Dataset excerpts
______________________________

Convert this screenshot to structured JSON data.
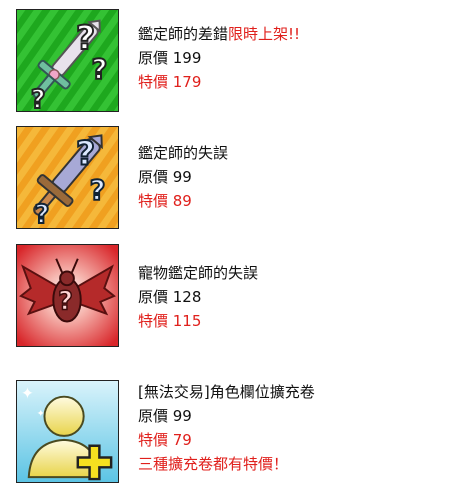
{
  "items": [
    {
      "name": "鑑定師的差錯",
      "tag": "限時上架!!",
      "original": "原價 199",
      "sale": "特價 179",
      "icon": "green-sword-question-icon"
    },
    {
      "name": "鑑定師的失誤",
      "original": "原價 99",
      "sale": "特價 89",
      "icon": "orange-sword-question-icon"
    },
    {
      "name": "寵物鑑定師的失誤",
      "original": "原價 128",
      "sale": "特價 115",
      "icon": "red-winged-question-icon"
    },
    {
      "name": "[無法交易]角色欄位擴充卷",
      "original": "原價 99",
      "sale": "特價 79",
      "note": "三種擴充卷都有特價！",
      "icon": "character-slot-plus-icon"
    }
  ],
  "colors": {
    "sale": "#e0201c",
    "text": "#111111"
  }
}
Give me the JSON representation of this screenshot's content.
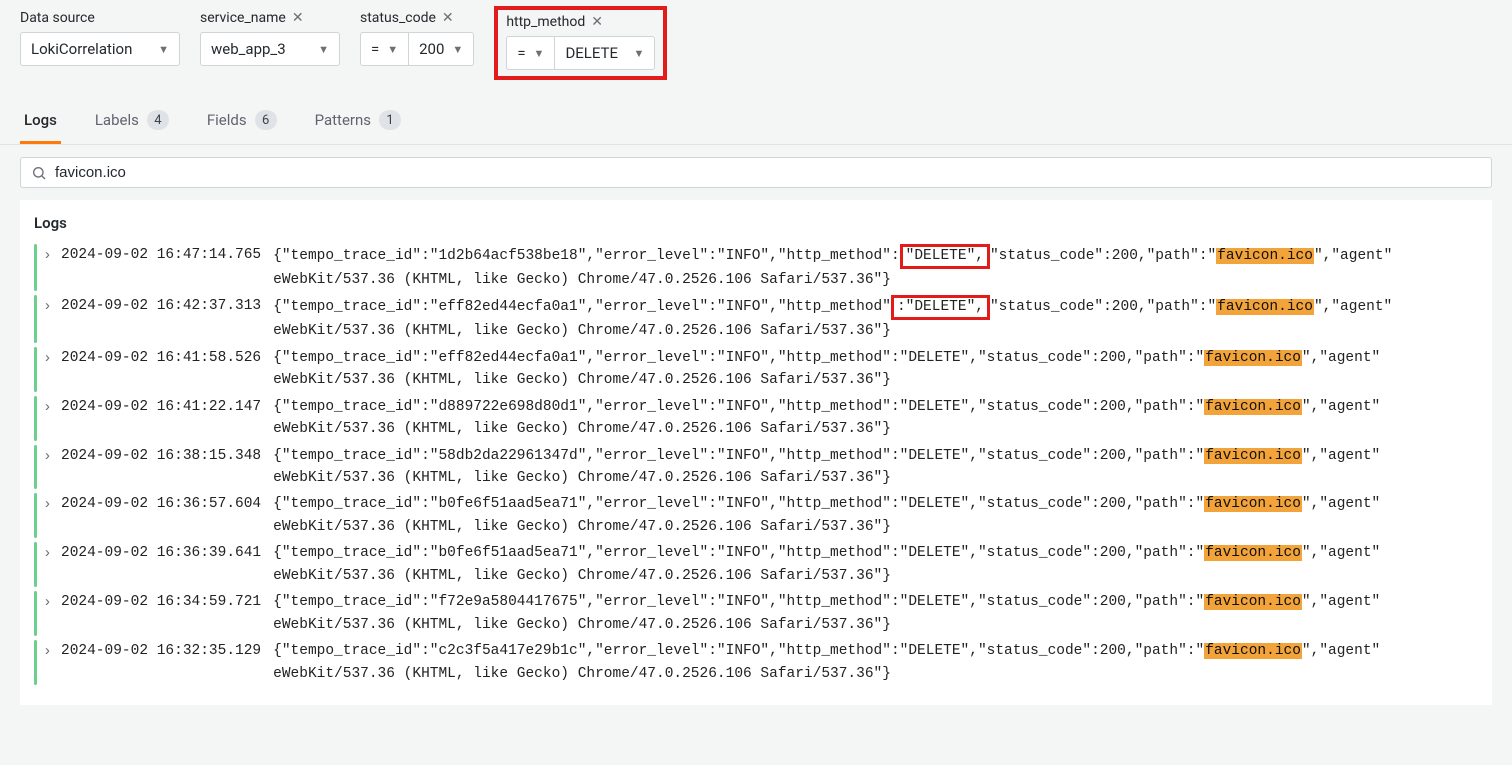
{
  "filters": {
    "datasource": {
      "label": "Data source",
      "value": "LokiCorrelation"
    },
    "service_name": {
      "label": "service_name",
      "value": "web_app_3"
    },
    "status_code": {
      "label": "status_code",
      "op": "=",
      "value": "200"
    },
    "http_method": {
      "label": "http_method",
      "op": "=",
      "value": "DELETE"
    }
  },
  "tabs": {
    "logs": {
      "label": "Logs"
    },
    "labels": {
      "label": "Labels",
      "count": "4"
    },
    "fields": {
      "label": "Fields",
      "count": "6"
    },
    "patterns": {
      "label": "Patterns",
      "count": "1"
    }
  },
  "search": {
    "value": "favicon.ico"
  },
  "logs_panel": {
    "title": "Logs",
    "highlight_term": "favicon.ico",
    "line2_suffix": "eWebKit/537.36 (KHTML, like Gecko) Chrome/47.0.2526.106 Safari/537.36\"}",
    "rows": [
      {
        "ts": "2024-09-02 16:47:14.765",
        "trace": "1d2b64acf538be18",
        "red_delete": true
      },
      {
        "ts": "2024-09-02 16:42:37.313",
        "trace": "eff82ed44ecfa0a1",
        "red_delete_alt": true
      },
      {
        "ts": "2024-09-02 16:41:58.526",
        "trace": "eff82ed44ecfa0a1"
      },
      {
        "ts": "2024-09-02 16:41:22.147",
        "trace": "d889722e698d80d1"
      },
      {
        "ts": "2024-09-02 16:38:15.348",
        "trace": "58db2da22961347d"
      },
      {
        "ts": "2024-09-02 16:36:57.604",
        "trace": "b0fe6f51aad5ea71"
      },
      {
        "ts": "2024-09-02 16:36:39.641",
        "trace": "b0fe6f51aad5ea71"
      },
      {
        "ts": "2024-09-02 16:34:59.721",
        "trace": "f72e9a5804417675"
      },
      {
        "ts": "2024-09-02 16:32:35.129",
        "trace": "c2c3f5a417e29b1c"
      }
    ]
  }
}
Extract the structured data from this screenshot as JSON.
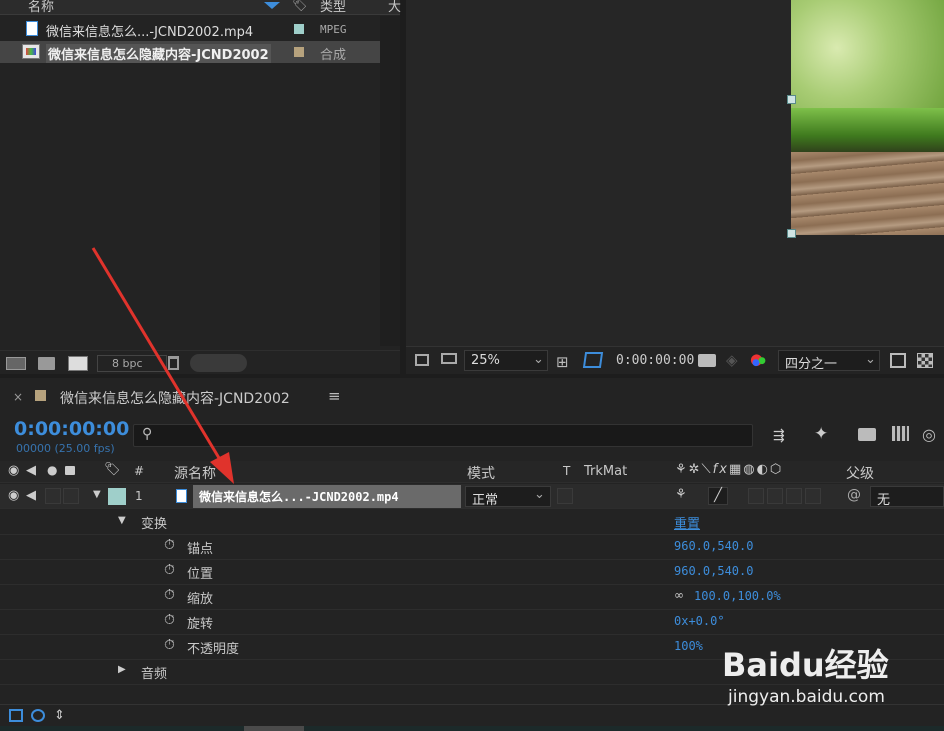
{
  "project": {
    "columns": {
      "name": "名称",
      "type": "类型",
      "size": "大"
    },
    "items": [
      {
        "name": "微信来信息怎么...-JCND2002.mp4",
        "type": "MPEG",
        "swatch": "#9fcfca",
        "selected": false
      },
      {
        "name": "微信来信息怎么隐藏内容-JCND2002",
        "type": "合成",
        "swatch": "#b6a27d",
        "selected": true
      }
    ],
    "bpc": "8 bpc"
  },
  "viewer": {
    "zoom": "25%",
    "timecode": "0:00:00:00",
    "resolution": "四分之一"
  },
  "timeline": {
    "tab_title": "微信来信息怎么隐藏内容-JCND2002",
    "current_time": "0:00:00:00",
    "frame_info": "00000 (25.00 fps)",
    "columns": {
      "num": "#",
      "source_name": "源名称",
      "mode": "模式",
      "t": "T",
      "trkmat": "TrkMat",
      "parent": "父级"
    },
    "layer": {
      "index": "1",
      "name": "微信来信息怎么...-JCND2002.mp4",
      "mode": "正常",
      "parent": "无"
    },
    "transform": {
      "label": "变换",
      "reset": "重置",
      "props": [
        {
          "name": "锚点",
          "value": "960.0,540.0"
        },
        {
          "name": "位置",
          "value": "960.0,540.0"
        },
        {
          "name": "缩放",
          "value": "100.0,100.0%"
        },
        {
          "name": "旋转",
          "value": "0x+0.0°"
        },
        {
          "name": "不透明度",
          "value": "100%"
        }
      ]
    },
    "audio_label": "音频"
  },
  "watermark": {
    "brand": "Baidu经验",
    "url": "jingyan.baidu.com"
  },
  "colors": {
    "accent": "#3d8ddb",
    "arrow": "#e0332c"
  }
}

______________________________

Directive ▸
Without the pictures, output the full listing exactly as it stands.

The response ▸
Convert this screenshot to structured JSON data.
{
  "items": [
    {
      "name": "鑑定師的差錯",
      "tag": "限時上架!!",
      "original": "原價 199",
      "sale": "特價 179",
      "icon": "green-sword-question-icon"
    },
    {
      "name": "鑑定師的失誤",
      "original": "原價 99",
      "sale": "特價 89",
      "icon": "orange-sword-question-icon"
    },
    {
      "name": "寵物鑑定師的失誤",
      "original": "原價 128",
      "sale": "特價 115",
      "icon": "red-winged-question-icon"
    },
    {
      "name": "[無法交易]角色欄位擴充卷",
      "original": "原價 99",
      "sale": "特價 79",
      "note": "三種擴充卷都有特價！",
      "icon": "character-slot-plus-icon"
    }
  ],
  "colors": {
    "sale": "#e0201c",
    "text": "#111111"
  }
}
Give me the JSON representation of this screenshot's content.
{
  "filters": {
    "datasource": {
      "label": "Data source",
      "value": "LokiCorrelation"
    },
    "service_name": {
      "label": "service_name",
      "value": "web_app_3"
    },
    "status_code": {
      "label": "status_code",
      "op": "=",
      "value": "200"
    },
    "http_method": {
      "label": "http_method",
      "op": "=",
      "value": "DELETE"
    }
  },
  "tabs": {
    "logs": {
      "label": "Logs"
    },
    "labels": {
      "label": "Labels",
      "count": "4"
    },
    "fields": {
      "label": "Fields",
      "count": "6"
    },
    "patterns": {
      "label": "Patterns",
      "count": "1"
    }
  },
  "search": {
    "value": "favicon.ico"
  },
  "logs_panel": {
    "title": "Logs",
    "highlight_term": "favicon.ico",
    "line2_suffix": "eWebKit/537.36 (KHTML, like Gecko) Chrome/47.0.2526.106 Safari/537.36\"}",
    "rows": [
      {
        "ts": "2024-09-02 16:47:14.765",
        "trace": "1d2b64acf538be18",
        "red_delete": true
      },
      {
        "ts": "2024-09-02 16:42:37.313",
        "trace": "eff82ed44ecfa0a1",
        "red_delete_alt": true
      },
      {
        "ts": "2024-09-02 16:41:58.526",
        "trace": "eff82ed44ecfa0a1"
      },
      {
        "ts": "2024-09-02 16:41:22.147",
        "trace": "d889722e698d80d1"
      },
      {
        "ts": "2024-09-02 16:38:15.348",
        "trace": "58db2da22961347d"
      },
      {
        "ts": "2024-09-02 16:36:57.604",
        "trace": "b0fe6f51aad5ea71"
      },
      {
        "ts": "2024-09-02 16:36:39.641",
        "trace": "b0fe6f51aad5ea71"
      },
      {
        "ts": "2024-09-02 16:34:59.721",
        "trace": "f72e9a5804417675"
      },
      {
        "ts": "2024-09-02 16:32:35.129",
        "trace": "c2c3f5a417e29b1c"
      }
    ]
  }
}
Extract the structured data from this screenshot as JSON.
{
  "project": {
    "columns": {
      "name": "名称",
      "type": "类型",
      "size": "大"
    },
    "items": [
      {
        "name": "微信来信息怎么...-JCND2002.mp4",
        "type": "MPEG",
        "swatch": "#9fcfca",
        "selected": false
      },
      {
        "name": "微信来信息怎么隐藏内容-JCND2002",
        "type": "合成",
        "swatch": "#b6a27d",
        "selected": true
      }
    ],
    "bpc": "8 bpc"
  },
  "viewer": {
    "zoom": "25%",
    "timecode": "0:00:00:00",
    "resolution": "四分之一"
  },
  "timeline": {
    "tab_title": "微信来信息怎么隐藏内容-JCND2002",
    "current_time": "0:00:00:00",
    "frame_info": "00000 (25.00 fps)",
    "columns": {
      "num": "#",
      "source_name": "源名称",
      "mode": "模式",
      "t": "T",
      "trkmat": "TrkMat",
      "parent": "父级"
    },
    "layer": {
      "index": "1",
      "name": "微信来信息怎么...-JCND2002.mp4",
      "mode": "正常",
      "parent": "无"
    },
    "transform": {
      "label": "变换",
      "reset": "重置",
      "props": [
        {
          "name": "锚点",
          "value": "960.0,540.0"
        },
        {
          "name": "位置",
          "value": "960.0,540.0"
        },
        {
          "name": "缩放",
          "value": "100.0,100.0%"
        },
        {
          "name": "旋转",
          "value": "0x+0.0°"
        },
        {
          "name": "不透明度",
          "value": "100%"
        }
      ]
    },
    "audio_label": "音频"
  },
  "watermark": {
    "brand": "Baidu经验",
    "url": "jingyan.baidu.com"
  },
  "colors": {
    "accent": "#3d8ddb",
    "arrow": "#e0332c"
  }
}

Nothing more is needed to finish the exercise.